(Dataset records on visual material)
═══
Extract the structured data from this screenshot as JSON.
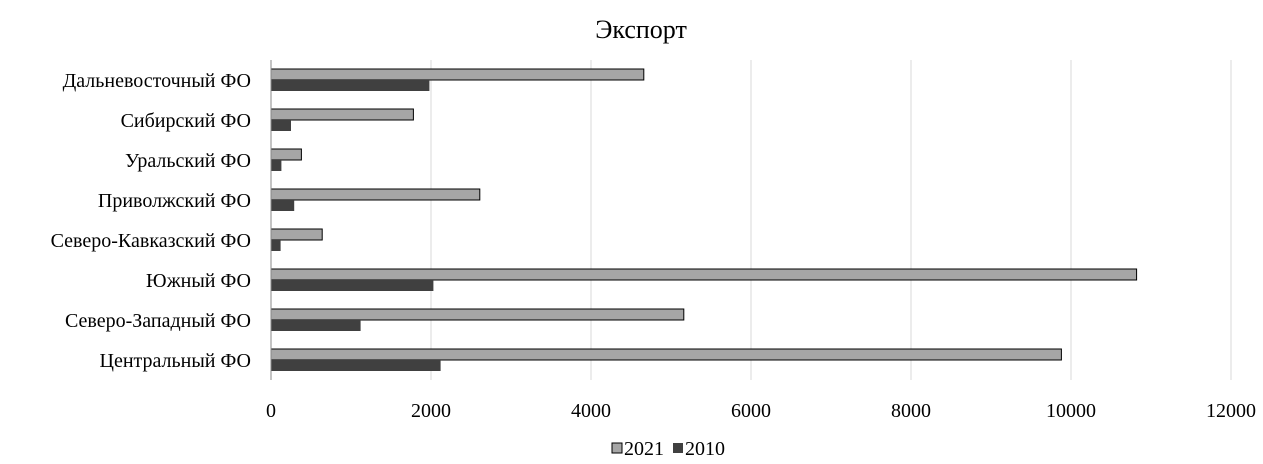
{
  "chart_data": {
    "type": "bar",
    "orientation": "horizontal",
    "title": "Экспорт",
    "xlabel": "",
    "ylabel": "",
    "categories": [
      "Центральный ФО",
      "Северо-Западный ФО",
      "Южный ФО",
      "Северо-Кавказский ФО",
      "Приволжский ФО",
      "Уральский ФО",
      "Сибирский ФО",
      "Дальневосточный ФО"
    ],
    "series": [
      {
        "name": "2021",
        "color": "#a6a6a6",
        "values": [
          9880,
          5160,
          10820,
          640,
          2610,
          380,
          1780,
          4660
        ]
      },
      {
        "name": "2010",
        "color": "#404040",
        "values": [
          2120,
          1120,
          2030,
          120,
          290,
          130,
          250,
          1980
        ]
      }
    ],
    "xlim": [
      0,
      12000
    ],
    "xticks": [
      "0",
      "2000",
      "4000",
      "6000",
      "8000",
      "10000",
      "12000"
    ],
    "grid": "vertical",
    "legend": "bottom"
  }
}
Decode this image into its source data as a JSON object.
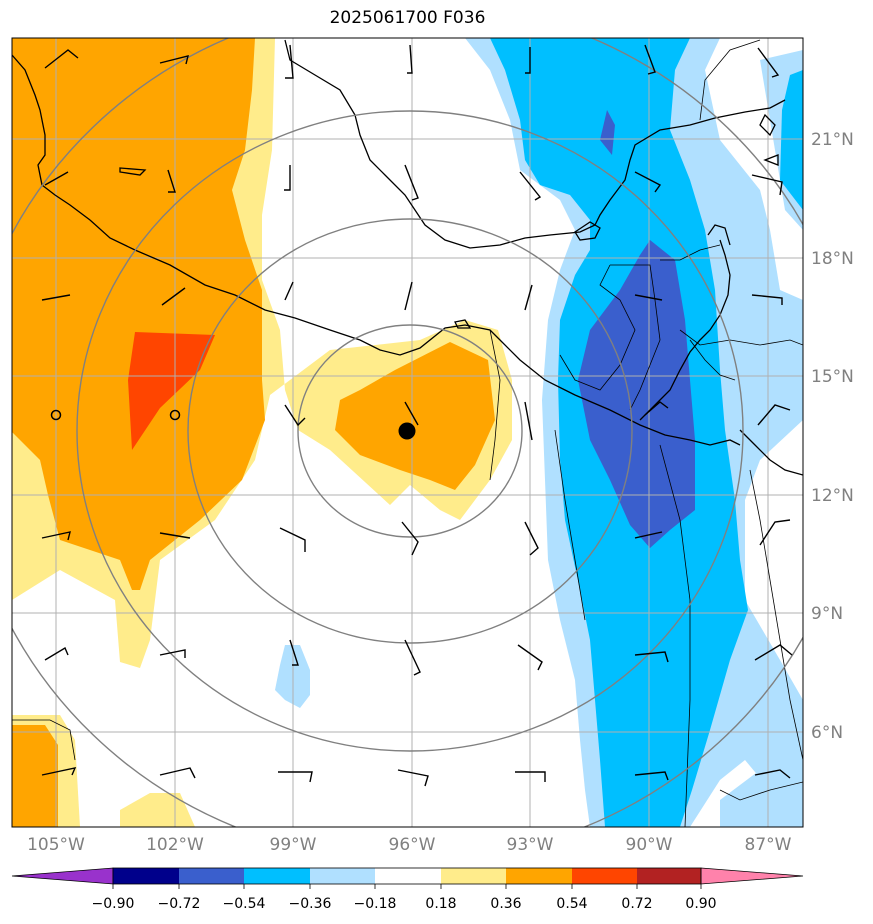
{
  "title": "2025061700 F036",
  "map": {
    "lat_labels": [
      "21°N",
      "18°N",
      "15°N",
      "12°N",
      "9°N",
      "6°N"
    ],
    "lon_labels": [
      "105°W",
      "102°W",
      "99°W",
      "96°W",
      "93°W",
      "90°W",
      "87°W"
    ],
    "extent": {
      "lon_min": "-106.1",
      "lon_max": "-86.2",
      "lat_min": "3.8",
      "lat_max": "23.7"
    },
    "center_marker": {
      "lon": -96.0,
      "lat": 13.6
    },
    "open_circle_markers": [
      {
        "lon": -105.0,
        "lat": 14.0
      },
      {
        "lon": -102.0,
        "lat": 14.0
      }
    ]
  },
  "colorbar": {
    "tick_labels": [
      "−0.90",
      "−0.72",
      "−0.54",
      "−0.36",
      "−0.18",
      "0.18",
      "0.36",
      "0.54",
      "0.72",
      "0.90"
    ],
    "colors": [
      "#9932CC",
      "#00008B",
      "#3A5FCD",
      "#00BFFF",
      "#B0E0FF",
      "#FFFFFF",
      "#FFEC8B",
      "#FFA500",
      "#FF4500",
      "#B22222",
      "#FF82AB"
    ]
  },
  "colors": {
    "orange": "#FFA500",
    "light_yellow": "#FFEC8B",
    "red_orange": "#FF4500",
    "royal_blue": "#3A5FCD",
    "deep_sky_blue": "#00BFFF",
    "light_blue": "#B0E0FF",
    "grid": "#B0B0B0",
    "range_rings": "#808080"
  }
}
═══
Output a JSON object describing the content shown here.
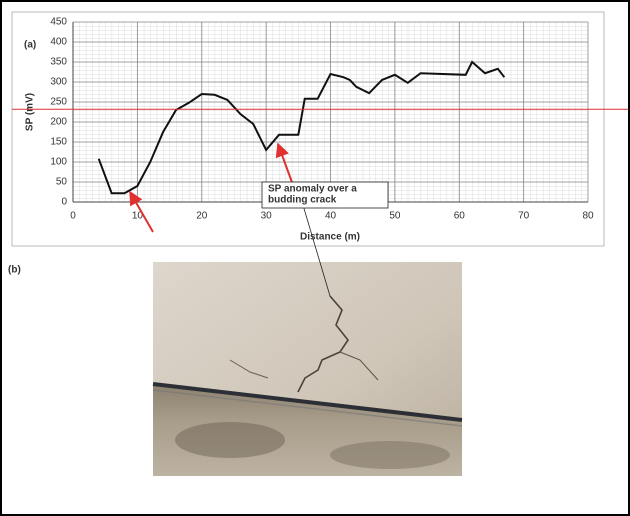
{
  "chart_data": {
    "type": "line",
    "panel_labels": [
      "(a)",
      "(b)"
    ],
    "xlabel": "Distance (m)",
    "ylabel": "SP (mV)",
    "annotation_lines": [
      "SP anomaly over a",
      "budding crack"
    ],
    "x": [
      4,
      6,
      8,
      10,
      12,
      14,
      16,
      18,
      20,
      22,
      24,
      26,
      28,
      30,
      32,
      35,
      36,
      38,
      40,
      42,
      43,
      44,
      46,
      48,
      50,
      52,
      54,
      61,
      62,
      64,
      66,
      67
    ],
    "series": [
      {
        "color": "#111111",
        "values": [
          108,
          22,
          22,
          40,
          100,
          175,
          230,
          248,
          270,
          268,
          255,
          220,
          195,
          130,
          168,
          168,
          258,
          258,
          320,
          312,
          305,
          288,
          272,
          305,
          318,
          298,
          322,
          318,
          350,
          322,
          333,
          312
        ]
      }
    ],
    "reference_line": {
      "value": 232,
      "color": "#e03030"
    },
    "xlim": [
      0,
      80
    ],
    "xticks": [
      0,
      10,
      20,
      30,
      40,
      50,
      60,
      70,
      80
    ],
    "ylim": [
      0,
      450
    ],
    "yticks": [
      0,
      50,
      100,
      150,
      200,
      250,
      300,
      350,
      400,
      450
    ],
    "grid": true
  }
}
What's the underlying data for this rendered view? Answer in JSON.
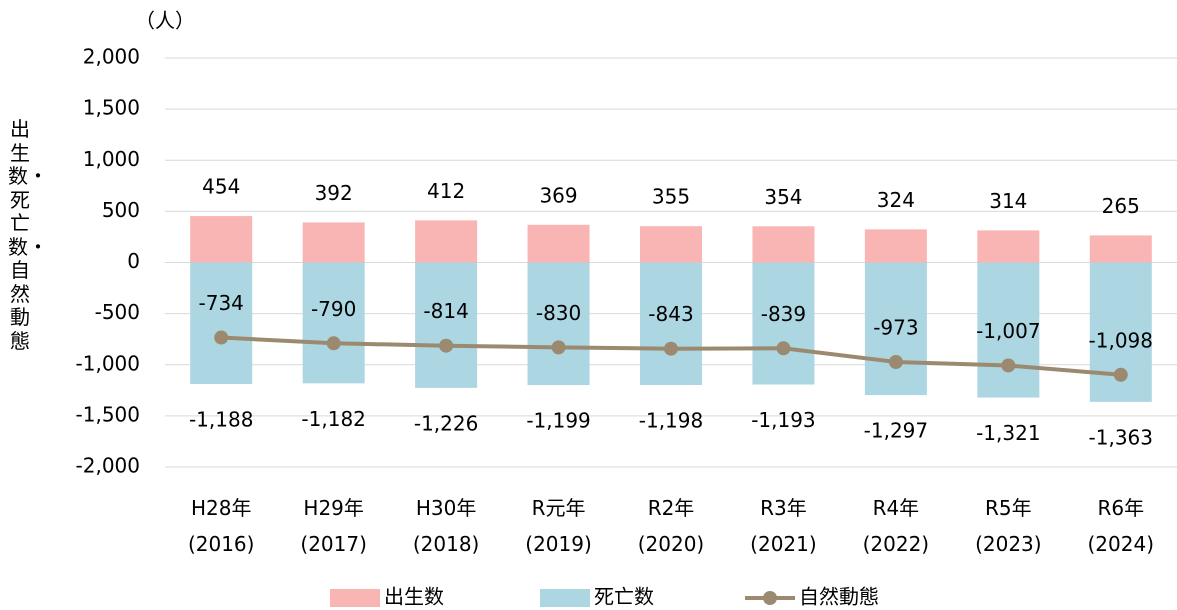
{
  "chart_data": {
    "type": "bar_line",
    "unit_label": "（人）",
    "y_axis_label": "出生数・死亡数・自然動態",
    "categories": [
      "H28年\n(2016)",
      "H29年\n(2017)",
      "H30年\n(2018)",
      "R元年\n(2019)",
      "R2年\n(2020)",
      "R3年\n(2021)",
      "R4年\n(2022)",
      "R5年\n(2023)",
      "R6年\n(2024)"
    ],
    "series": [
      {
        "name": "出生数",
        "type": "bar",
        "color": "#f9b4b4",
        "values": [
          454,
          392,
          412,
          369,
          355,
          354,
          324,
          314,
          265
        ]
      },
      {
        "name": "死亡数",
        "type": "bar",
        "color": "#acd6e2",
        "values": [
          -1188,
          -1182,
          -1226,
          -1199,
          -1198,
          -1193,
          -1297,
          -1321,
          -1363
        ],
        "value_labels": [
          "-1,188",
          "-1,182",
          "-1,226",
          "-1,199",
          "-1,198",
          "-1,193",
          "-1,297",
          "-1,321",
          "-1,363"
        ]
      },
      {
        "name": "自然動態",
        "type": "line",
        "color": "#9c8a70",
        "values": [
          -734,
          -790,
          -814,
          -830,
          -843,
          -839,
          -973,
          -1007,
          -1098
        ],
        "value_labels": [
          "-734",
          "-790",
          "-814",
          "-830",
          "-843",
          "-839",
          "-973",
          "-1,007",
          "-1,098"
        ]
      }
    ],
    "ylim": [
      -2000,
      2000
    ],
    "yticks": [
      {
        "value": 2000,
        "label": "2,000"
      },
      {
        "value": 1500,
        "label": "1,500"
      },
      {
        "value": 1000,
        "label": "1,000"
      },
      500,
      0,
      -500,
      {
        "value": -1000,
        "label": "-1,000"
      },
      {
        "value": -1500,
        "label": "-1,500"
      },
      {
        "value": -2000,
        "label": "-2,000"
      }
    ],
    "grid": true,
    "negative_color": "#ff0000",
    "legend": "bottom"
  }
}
═══
=== Task details ===
State how many lines of the records above contain "Северо", with no words besides the number.

=== Task response ===
2